# start of DATASET RECORDS
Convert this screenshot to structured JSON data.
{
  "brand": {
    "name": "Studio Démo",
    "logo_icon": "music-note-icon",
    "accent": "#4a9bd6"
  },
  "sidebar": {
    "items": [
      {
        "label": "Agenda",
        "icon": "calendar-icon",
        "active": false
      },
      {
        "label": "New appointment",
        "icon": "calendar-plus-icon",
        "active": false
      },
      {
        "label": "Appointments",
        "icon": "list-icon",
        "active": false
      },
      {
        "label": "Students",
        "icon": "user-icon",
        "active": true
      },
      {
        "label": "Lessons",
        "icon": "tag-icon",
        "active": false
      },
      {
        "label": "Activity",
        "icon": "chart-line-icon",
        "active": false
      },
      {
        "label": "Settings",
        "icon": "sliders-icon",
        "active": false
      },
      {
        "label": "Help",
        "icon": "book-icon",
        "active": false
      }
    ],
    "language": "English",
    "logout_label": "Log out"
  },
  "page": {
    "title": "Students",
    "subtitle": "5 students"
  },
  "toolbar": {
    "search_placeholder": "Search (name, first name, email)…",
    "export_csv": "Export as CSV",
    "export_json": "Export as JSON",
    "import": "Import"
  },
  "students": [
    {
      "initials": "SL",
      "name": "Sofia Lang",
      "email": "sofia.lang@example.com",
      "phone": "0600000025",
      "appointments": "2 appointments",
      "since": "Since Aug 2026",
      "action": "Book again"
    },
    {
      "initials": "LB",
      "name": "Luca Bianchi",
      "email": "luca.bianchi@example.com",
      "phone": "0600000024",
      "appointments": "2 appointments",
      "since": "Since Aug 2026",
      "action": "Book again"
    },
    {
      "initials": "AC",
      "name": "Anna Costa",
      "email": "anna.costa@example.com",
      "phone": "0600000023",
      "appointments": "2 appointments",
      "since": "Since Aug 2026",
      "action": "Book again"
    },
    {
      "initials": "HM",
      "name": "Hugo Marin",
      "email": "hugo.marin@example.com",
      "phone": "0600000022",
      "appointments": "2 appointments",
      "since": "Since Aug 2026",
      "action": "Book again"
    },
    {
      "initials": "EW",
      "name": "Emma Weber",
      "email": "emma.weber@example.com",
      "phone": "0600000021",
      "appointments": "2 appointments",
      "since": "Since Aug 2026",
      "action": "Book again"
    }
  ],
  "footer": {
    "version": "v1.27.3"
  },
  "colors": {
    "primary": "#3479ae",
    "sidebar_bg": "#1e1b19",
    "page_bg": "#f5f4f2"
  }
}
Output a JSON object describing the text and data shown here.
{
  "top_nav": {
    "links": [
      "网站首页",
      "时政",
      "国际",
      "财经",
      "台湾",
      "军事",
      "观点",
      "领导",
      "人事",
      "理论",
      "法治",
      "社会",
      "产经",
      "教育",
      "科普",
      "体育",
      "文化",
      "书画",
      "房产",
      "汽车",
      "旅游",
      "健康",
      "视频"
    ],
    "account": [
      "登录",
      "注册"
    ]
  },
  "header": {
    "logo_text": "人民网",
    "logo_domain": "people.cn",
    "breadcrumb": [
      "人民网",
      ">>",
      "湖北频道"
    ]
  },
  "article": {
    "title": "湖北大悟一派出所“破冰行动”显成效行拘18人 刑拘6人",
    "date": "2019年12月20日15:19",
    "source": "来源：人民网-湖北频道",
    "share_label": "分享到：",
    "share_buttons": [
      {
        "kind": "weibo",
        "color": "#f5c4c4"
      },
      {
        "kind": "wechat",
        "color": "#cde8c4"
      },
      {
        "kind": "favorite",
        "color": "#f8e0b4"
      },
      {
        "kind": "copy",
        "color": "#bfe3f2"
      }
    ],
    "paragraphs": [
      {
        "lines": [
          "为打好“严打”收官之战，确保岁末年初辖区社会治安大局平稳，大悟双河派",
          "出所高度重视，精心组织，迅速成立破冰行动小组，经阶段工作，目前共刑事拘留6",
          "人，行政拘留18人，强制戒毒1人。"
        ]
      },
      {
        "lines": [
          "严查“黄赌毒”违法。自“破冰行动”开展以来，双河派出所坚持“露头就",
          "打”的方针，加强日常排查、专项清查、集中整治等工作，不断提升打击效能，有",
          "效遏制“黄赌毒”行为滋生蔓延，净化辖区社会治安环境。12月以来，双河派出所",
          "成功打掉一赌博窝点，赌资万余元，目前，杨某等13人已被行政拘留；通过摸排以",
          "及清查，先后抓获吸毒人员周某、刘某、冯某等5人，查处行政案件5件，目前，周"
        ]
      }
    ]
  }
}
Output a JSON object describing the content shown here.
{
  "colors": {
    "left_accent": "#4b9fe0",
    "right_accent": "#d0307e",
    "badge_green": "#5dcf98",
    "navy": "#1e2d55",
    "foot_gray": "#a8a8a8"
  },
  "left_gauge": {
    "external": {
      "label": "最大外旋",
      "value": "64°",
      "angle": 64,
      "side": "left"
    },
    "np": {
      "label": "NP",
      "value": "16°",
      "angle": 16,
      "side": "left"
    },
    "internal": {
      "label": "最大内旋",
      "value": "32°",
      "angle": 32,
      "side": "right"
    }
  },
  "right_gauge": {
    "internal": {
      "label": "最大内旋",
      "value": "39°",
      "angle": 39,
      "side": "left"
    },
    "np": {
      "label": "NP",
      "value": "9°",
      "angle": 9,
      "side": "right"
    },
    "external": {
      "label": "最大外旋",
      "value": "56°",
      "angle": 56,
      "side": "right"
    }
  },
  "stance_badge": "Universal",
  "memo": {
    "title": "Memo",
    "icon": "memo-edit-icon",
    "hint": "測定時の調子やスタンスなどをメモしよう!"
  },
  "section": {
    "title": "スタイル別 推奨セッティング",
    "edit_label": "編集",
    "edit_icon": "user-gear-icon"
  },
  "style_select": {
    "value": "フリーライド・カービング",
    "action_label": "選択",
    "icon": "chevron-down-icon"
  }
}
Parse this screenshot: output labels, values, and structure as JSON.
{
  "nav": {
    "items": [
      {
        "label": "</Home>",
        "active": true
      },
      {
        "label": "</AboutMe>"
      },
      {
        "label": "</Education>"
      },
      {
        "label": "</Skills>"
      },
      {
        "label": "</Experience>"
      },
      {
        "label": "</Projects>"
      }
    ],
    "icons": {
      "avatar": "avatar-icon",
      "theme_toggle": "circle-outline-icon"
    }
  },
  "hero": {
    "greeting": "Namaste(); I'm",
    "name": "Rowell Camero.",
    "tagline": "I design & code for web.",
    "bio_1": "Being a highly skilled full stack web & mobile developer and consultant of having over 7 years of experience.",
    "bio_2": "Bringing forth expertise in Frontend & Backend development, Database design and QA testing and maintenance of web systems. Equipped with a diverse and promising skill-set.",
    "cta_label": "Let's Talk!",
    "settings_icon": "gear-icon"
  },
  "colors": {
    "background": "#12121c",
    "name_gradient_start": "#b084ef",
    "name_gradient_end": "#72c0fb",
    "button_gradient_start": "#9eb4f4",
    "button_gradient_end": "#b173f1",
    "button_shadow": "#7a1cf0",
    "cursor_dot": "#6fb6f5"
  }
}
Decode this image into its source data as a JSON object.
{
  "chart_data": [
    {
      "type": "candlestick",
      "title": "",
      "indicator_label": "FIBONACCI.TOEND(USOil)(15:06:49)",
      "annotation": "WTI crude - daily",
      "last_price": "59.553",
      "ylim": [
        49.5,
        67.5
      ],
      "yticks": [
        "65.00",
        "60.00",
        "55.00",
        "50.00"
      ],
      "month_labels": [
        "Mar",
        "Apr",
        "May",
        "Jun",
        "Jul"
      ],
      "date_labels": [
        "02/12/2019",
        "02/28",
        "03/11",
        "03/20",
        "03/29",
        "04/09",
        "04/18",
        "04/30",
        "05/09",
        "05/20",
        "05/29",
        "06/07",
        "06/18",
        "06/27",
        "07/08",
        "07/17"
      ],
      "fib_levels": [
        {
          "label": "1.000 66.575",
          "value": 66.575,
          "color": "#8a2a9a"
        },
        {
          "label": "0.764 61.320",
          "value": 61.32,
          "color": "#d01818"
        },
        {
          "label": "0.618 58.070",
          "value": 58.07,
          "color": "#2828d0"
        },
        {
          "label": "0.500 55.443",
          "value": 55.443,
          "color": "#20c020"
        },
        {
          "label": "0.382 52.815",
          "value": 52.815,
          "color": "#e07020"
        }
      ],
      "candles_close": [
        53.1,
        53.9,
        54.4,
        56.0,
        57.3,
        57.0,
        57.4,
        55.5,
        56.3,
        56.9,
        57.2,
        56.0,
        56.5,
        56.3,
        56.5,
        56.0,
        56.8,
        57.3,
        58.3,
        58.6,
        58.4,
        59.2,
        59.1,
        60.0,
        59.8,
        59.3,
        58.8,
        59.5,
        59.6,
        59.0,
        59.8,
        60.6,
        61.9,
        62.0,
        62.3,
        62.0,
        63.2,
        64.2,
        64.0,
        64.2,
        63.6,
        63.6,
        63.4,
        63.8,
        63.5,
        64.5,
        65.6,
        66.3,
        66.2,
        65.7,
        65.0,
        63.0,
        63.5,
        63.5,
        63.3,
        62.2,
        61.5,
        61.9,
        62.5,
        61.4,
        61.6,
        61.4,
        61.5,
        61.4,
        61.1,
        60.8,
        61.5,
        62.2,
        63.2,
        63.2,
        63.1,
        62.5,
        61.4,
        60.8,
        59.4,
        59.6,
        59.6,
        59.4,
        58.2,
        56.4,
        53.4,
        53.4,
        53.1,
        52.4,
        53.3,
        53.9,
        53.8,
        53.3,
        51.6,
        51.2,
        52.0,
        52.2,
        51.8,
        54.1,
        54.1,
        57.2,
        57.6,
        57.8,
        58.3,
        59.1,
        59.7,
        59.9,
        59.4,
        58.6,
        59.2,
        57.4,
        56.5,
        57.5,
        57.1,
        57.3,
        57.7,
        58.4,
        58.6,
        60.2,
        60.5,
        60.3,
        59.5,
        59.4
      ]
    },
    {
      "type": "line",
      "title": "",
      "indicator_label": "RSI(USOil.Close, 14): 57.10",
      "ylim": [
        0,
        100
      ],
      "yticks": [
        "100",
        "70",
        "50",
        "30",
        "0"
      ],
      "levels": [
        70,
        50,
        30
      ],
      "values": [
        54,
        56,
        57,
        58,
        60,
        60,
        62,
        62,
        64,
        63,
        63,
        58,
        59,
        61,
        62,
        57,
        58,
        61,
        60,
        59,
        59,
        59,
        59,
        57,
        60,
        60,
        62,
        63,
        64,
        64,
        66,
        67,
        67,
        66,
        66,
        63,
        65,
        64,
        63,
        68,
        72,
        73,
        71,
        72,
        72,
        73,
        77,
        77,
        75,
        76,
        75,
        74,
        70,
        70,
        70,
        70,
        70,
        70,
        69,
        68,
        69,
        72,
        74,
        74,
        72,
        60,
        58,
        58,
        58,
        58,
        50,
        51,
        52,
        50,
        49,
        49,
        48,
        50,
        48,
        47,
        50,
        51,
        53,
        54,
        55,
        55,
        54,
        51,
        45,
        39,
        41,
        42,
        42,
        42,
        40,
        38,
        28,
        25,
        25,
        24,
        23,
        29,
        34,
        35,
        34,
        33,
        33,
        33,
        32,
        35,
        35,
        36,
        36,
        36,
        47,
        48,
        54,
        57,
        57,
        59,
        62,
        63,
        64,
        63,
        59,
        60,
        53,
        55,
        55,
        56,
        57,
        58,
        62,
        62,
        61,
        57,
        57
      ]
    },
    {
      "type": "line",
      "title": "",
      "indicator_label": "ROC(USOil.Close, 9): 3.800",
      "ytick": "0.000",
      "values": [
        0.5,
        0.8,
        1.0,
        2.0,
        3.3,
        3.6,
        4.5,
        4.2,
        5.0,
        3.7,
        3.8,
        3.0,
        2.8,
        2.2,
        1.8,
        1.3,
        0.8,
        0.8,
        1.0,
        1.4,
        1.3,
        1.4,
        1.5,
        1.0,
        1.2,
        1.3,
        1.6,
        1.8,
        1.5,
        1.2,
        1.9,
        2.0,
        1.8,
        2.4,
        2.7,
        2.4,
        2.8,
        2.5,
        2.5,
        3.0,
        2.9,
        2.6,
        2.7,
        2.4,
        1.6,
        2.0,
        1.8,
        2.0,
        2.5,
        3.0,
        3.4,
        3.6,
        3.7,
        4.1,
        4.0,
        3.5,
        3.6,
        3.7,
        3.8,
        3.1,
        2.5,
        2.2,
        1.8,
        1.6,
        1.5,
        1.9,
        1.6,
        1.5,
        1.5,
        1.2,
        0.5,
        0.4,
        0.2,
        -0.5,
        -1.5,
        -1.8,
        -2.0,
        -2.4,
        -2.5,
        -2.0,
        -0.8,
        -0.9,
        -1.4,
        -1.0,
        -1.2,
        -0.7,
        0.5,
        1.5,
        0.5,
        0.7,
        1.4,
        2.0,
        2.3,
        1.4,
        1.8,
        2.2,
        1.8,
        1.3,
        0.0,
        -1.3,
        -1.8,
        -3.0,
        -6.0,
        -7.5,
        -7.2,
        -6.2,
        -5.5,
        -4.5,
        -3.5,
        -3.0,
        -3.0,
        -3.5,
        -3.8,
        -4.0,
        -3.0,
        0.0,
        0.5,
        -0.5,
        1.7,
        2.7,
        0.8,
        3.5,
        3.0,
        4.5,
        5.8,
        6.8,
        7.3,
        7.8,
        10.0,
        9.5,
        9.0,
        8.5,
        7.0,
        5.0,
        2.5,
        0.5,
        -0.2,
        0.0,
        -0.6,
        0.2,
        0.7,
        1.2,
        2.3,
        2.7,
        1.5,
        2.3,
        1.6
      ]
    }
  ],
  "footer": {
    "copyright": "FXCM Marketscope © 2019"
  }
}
# end of DATASET RECORDS
* PROBLEM REQUIREMENTS
Copy out every line from the data above that has "shown" in it.

* TASK SOLUTION
Output a JSON object describing the text and data shown here.
Output a JSON object describing the content shown here.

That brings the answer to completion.